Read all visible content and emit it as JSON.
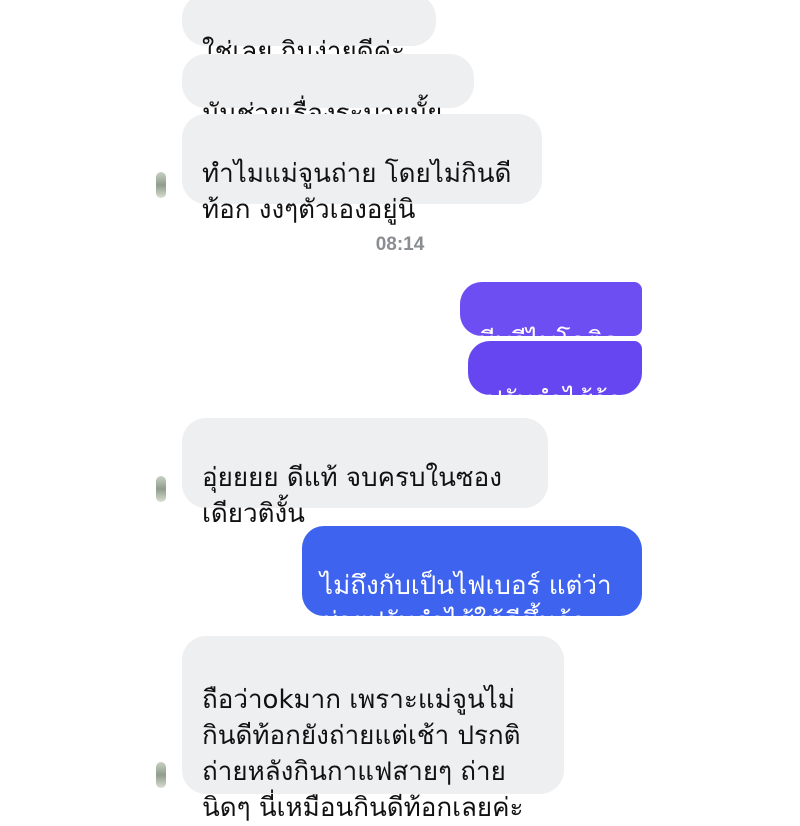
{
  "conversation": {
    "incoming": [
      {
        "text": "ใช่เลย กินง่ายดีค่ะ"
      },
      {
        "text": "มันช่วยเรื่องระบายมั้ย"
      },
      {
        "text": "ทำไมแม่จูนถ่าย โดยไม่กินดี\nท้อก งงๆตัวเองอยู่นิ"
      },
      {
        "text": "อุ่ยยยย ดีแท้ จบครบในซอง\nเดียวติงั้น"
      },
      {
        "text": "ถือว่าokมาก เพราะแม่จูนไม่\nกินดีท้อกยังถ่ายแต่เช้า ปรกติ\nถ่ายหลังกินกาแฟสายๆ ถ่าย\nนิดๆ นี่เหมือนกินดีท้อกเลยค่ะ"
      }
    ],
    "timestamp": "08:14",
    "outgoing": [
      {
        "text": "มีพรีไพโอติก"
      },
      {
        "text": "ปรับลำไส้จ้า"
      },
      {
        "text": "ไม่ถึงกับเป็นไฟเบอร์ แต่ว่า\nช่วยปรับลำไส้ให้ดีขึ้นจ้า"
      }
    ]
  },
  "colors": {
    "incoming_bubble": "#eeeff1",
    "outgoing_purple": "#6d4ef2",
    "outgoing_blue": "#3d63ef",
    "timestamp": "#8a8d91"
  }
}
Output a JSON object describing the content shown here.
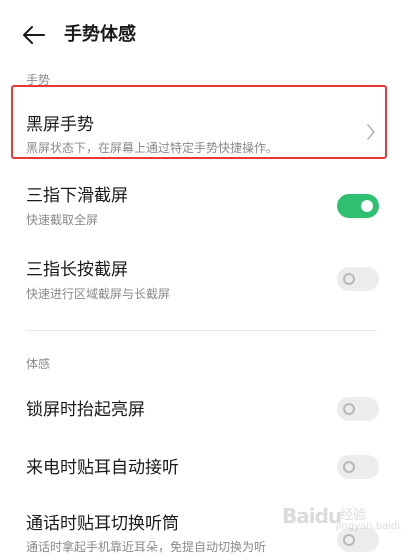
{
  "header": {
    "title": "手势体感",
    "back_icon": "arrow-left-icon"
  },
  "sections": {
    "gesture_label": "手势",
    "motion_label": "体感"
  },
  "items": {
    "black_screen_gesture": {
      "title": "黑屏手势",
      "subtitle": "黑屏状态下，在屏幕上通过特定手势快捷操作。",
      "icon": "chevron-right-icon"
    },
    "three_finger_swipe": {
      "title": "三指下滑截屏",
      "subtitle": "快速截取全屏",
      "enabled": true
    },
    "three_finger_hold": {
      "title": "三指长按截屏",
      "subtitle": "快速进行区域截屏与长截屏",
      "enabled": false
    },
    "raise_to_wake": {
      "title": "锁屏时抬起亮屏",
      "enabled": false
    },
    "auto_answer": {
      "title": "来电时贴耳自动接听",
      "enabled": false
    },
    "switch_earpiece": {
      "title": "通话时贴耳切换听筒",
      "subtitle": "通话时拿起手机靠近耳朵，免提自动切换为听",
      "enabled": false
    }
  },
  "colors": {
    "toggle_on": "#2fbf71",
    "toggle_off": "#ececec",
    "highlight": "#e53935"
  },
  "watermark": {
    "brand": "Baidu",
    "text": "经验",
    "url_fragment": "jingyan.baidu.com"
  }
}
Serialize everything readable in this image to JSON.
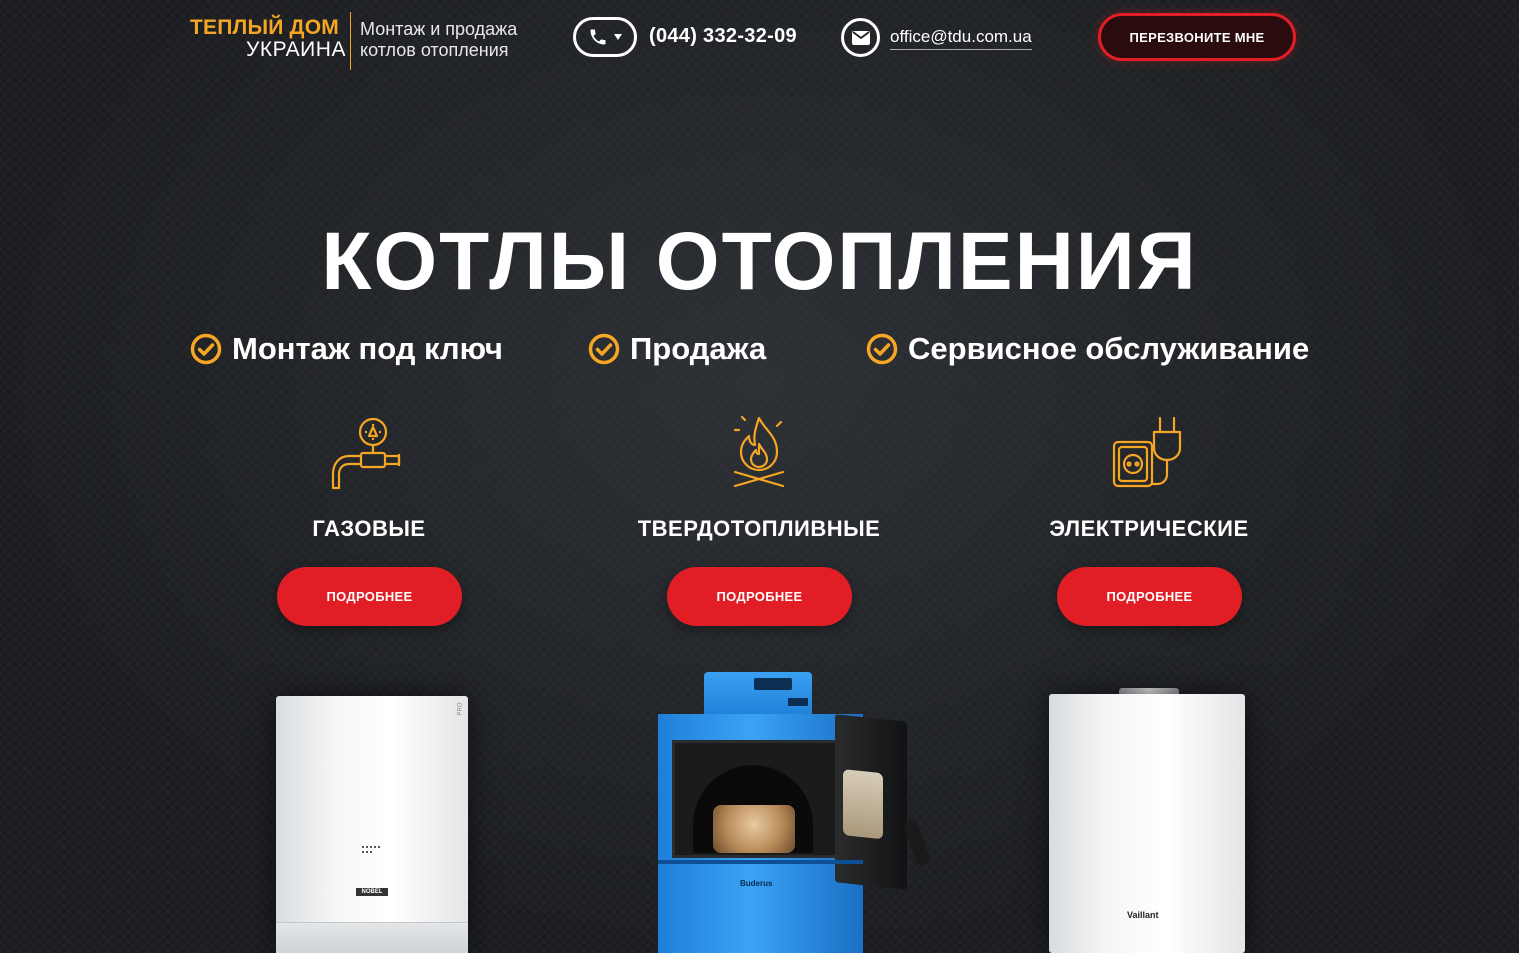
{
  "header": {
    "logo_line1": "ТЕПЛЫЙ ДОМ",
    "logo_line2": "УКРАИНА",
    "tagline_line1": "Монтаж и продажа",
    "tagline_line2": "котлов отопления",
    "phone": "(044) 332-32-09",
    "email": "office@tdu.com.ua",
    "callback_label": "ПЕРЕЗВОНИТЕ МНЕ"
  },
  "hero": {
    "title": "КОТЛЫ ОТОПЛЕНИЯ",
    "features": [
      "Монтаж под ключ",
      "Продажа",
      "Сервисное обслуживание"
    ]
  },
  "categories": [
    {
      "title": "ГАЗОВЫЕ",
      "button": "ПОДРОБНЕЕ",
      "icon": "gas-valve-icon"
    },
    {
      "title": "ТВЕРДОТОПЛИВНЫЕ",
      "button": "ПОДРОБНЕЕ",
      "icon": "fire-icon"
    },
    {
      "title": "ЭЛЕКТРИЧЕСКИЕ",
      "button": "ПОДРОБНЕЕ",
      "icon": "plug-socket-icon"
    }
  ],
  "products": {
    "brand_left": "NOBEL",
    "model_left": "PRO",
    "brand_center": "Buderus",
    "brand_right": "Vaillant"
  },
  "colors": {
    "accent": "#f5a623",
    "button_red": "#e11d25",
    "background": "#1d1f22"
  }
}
━━━━
Pick out each line containing the string "text" and copy it.

| FINAL ANSWER |
        "text": "ใช่เลย กินง่ายดีค่ะ"
        "text": "มันช่วยเรื่องระบายมั้ย"
        "text": "ทำไมแม่จูนถ่าย โดยไม่กินดี\nท้อก งงๆตัวเองอยู่นิ"
        "text": "อุ่ยยยย ดีแท้ จบครบในซอง\nเดียวติงั้น"
        "text": "ถือว่าokมาก เพราะแม่จูนไม่\nกินดีท้อกยังถ่ายแต่เช้า ปรกติ\nถ่ายหลังกินกาแฟสายๆ ถ่าย\nนิดๆ นี่เหมือนกินดีท้อกเลยค่ะ"
        "text": "มีพรีไพโอติก"
        "text": "ปรับลำไส้จ้า"
        "text": "ไม่ถึงกับเป็นไฟเบอร์ แต่ว่า\nช่วยปรับลำไส้ให้ดีขึ้นจ้า"
    "text": "经验",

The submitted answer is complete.